Entries from a dataset:
-- -- --
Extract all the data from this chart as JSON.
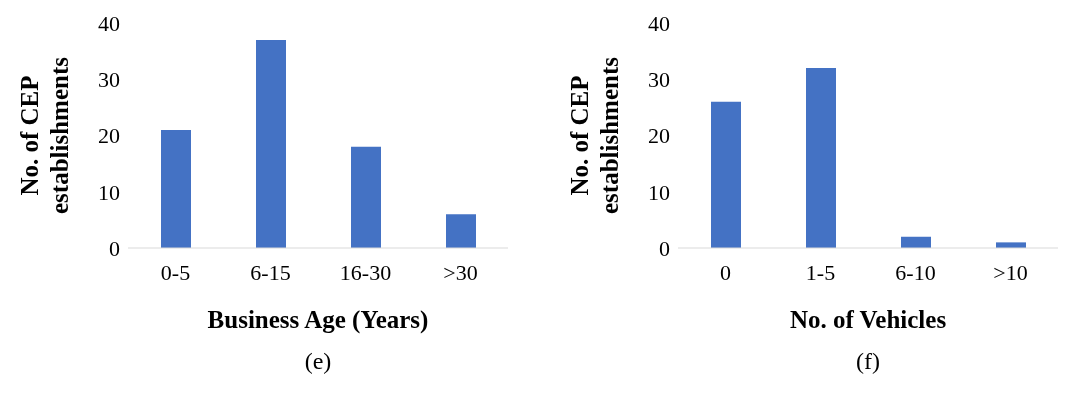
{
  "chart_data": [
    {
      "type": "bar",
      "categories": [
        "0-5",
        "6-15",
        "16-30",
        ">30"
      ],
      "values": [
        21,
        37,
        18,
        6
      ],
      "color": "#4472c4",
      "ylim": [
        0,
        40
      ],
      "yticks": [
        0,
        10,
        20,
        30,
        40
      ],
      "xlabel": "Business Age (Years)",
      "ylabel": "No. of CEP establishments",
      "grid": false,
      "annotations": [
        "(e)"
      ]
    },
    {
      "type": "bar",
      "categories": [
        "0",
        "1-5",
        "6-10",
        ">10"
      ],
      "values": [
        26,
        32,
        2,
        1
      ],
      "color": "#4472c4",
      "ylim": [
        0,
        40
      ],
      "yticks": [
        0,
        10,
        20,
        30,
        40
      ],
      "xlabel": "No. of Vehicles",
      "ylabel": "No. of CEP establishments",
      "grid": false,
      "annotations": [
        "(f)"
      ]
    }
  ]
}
-- -- --
WHAT TO DO = Copy all of the entries verbatim, leaving out any pictures they contain.

SOLVED EXERCISE =
Extract all the data from this chart as JSON.
{
  "chart_data": [
    {
      "type": "bar",
      "categories": [
        "0-5",
        "6-15",
        "16-30",
        ">30"
      ],
      "values": [
        21,
        37,
        18,
        6
      ],
      "color": "#4472c4",
      "ylim": [
        0,
        40
      ],
      "yticks": [
        0,
        10,
        20,
        30,
        40
      ],
      "xlabel": "Business Age (Years)",
      "ylabel": "No. of CEP establishments",
      "grid": false,
      "annotations": [
        "(e)"
      ]
    },
    {
      "type": "bar",
      "categories": [
        "0",
        "1-5",
        "6-10",
        ">10"
      ],
      "values": [
        26,
        32,
        2,
        1
      ],
      "color": "#4472c4",
      "ylim": [
        0,
        40
      ],
      "yticks": [
        0,
        10,
        20,
        30,
        40
      ],
      "xlabel": "No. of Vehicles",
      "ylabel": "No. of CEP establishments",
      "grid": false,
      "annotations": [
        "(f)"
      ]
    }
  ]
}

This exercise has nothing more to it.